### What the exercise asks
Below are some records. Copy every line in them that holds "Dollars".

### Records for this task
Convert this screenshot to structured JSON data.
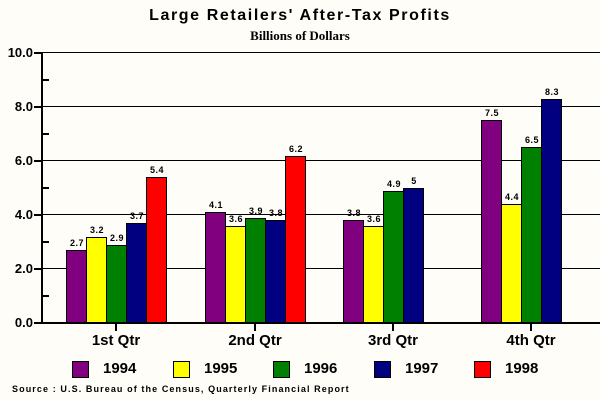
{
  "title": "Large Retailers' After-Tax Profits",
  "subtitle": "Billions of Dollars",
  "source": "Source : U.S. Bureau of the Census, Quarterly Financial Report",
  "chart_data": {
    "type": "bar",
    "categories": [
      "1st Qtr",
      "2nd Qtr",
      "3rd Qtr",
      "4th Qtr"
    ],
    "series": [
      {
        "name": "1994",
        "color": "#800080",
        "values": [
          2.7,
          4.1,
          3.8,
          7.5
        ]
      },
      {
        "name": "1995",
        "color": "#FFFF00",
        "values": [
          3.2,
          3.6,
          3.6,
          4.4
        ]
      },
      {
        "name": "1996",
        "color": "#008000",
        "values": [
          2.9,
          3.9,
          4.9,
          6.5
        ]
      },
      {
        "name": "1997",
        "color": "#000080",
        "values": [
          3.7,
          3.8,
          5,
          8.3
        ]
      },
      {
        "name": "1998",
        "color": "#FF0000",
        "values": [
          5.4,
          6.2,
          null,
          null
        ]
      }
    ],
    "title": "Large Retailers' After-Tax Profits",
    "subtitle": "Billions of Dollars",
    "xlabel": "",
    "ylabel": "Billions of Dollars",
    "ylim": [
      0,
      10
    ],
    "y_major_tick_labels": [
      "0.0",
      "2.0",
      "4.0",
      "6.0",
      "8.0",
      "10.0"
    ],
    "y_minor_ticks": [
      1,
      3,
      5,
      7,
      9
    ],
    "grid": true,
    "bar_value_labels": true,
    "legend_position": "bottom",
    "missing_values_note": "1998 has no bars for 3rd Qtr and 4th Qtr"
  }
}
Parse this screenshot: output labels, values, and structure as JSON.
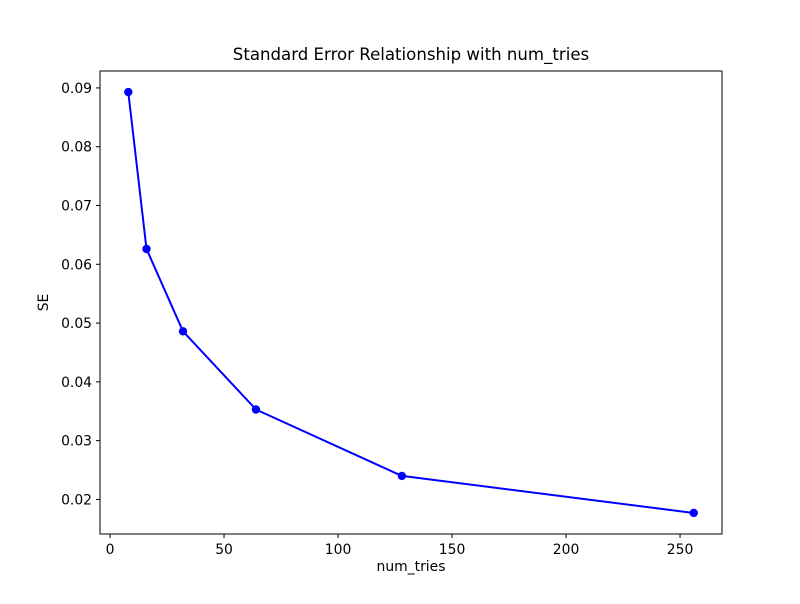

### Exercise answer
  "subtitle": "Billions of Dollars",
    "subtitle": "Billions of Dollars",
    "ylabel": "Billions of Dollars",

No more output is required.